WRITTEN EXERCISE: Identify every line containing the word "ylabel" and reproduce each one.

RECORDS PROVIDED:
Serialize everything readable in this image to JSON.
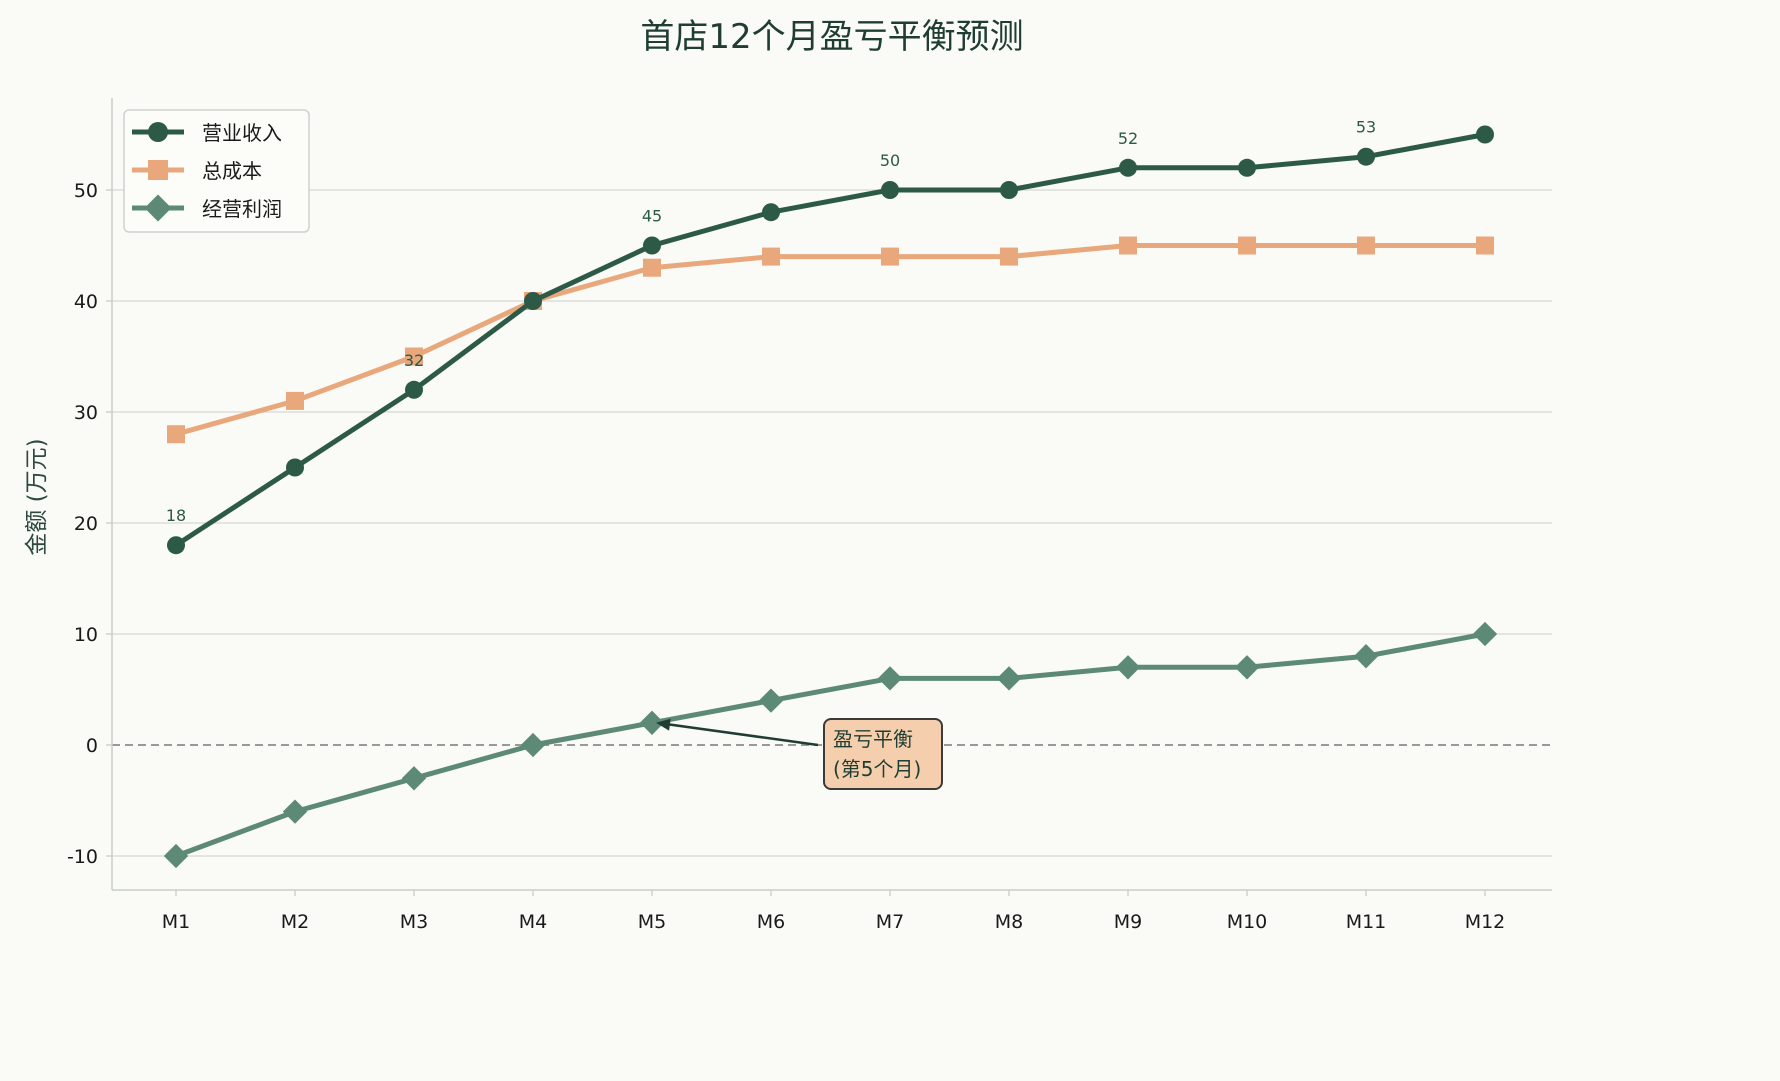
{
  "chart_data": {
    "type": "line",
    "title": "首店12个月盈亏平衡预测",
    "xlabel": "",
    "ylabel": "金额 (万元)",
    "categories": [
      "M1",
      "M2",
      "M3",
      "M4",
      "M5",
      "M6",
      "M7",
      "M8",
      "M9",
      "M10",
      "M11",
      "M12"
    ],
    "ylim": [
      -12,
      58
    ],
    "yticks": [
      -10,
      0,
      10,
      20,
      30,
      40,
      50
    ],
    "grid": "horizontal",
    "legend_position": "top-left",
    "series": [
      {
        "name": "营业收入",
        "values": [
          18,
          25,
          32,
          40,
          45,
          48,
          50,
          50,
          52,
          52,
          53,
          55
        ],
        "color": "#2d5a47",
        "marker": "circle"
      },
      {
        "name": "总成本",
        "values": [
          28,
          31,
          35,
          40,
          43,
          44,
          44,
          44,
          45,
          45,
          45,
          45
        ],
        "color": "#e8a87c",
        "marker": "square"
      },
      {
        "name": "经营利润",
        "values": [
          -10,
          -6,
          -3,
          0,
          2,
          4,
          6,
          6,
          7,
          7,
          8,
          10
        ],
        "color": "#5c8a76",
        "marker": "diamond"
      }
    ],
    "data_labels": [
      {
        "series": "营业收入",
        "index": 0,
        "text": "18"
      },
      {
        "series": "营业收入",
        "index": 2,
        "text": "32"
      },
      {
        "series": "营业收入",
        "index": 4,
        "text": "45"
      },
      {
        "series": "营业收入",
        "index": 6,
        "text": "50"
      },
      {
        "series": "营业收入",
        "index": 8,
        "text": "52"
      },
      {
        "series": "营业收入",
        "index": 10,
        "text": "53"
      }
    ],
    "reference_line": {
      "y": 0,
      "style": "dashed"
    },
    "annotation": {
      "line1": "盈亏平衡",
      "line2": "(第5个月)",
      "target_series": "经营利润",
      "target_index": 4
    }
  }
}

==

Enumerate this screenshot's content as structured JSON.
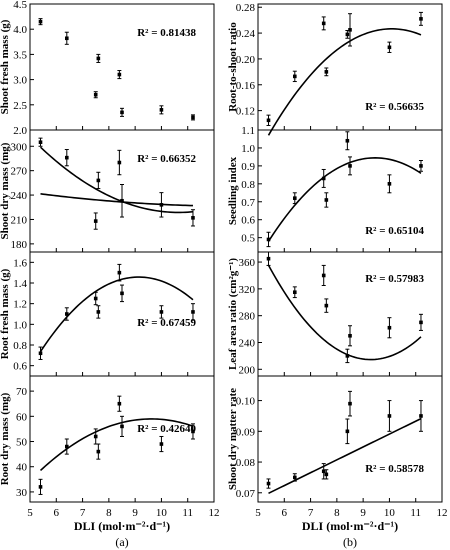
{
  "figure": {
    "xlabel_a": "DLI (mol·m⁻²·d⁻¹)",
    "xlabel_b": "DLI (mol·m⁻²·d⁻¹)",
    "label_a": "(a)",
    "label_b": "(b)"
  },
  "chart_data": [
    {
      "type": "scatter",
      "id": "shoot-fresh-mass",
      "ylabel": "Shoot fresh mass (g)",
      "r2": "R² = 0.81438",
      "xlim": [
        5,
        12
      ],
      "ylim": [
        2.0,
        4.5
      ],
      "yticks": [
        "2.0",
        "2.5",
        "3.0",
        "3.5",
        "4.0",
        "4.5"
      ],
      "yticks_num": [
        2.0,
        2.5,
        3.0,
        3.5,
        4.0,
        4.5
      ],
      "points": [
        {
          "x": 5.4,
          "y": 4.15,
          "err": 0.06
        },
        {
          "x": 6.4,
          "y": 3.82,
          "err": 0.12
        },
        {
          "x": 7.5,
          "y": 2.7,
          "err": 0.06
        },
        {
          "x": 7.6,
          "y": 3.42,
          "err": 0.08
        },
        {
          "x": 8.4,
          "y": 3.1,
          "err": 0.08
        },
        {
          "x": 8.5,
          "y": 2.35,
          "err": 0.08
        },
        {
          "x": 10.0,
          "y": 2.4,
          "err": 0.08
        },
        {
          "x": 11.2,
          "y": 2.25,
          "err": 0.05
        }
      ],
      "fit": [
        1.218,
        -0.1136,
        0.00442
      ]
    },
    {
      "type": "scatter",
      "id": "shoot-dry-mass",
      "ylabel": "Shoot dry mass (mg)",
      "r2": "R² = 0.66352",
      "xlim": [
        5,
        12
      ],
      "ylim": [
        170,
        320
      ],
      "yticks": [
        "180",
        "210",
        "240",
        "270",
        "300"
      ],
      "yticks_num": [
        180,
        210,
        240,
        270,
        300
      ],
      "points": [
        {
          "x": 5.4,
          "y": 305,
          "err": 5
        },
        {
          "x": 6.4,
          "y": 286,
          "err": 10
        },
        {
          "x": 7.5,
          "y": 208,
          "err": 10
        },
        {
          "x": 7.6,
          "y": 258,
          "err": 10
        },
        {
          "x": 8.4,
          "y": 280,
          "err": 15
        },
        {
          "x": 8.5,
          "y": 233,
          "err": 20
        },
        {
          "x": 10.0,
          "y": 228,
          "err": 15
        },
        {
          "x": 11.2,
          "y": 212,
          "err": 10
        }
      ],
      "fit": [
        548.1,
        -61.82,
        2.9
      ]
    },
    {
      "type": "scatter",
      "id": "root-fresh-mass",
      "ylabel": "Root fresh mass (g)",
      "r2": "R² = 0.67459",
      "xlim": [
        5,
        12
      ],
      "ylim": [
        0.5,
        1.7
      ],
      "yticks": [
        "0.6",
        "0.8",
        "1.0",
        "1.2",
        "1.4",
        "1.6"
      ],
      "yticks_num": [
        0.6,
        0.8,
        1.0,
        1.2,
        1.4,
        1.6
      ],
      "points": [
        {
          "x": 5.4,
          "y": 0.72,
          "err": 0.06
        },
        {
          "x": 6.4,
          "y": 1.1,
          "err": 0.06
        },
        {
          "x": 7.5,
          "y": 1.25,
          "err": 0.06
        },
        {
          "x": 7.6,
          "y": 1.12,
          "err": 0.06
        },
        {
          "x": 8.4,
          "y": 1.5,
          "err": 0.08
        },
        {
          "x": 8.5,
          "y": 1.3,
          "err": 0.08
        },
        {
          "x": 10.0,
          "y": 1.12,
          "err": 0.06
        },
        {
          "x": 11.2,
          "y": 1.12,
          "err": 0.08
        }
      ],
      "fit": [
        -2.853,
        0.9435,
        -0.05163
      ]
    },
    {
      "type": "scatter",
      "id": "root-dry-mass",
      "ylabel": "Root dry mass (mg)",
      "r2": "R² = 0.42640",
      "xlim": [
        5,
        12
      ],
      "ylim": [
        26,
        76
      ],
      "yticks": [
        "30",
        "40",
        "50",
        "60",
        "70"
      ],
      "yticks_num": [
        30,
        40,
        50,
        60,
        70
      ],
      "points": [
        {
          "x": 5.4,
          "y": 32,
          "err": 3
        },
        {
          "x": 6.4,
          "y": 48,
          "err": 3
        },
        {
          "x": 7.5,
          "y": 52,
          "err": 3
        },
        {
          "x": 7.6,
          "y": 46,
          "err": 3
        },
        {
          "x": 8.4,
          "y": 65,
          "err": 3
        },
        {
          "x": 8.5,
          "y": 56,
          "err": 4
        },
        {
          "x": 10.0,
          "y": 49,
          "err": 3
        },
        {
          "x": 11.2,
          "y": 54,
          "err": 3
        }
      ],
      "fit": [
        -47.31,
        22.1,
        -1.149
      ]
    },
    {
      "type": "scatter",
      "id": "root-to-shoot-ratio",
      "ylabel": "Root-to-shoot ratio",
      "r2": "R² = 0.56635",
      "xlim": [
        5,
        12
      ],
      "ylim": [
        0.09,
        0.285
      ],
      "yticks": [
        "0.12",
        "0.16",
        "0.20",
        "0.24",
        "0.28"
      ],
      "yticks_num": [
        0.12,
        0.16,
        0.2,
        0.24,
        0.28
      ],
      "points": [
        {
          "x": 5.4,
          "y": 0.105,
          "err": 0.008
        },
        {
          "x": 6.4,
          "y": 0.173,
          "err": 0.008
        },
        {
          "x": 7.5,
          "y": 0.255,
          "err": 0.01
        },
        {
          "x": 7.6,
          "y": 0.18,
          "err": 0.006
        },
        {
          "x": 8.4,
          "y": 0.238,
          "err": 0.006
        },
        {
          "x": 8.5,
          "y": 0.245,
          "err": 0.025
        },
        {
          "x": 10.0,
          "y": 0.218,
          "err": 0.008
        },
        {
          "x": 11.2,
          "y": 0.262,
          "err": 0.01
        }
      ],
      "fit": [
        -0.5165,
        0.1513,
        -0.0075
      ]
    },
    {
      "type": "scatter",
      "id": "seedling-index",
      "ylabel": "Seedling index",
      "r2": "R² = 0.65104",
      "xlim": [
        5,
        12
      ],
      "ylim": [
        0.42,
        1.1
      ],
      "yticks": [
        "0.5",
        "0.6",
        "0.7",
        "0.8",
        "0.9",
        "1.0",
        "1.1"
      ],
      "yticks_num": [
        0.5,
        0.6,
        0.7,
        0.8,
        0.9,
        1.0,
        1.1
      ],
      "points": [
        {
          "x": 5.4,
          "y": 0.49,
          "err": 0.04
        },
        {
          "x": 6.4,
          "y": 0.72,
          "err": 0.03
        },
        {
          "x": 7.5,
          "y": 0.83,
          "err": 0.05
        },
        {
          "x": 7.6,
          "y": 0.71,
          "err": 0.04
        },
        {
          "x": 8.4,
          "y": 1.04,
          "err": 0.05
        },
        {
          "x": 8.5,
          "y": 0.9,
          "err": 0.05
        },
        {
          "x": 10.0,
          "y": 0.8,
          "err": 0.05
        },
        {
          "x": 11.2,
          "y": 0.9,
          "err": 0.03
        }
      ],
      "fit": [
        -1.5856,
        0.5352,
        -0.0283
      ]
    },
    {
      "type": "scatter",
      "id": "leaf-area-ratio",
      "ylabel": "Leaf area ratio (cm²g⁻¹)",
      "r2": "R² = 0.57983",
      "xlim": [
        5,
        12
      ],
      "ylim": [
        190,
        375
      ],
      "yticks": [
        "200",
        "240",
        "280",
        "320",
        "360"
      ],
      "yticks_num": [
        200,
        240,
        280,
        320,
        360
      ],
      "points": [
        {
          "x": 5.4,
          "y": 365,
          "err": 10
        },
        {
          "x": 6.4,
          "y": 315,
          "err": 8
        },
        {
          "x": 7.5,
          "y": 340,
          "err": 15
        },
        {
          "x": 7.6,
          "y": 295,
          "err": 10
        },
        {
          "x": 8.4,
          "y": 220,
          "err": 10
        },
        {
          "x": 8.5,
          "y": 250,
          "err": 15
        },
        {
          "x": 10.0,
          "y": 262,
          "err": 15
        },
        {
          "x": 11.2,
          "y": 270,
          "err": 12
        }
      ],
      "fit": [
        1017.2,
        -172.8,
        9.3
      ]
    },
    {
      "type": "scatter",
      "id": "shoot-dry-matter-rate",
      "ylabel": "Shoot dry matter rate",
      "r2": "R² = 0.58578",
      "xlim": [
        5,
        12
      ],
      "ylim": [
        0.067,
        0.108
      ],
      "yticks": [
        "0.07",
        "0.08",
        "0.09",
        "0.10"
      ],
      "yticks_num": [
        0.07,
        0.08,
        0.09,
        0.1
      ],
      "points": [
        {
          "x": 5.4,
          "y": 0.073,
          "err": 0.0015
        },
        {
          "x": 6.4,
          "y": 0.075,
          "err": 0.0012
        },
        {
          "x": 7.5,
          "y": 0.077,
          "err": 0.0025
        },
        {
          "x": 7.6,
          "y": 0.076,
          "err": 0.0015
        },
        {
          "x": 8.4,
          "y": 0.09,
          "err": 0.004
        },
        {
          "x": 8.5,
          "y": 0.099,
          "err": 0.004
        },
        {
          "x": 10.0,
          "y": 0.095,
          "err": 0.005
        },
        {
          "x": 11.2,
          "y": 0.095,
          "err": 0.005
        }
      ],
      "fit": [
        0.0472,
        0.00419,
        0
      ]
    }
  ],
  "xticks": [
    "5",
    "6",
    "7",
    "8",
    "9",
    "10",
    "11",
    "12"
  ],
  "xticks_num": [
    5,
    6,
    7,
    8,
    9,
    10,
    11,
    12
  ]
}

FULL SOLUTION:
    "ylabel": "金额 (万元)",
      "ylabel": "Shoot fresh mass (g)",
      "ylabel": "Shoot dry mass (mg)",
      "ylabel": "Root fresh mass (g)",
      "ylabel": "Root dry mass (mg)",
      "ylabel": "Root-to-shoot ratio",
      "ylabel": "Seedling index",
      "ylabel": "Leaf area ratio (cm²g⁻¹)",
      "ylabel": "Shoot dry matter rate",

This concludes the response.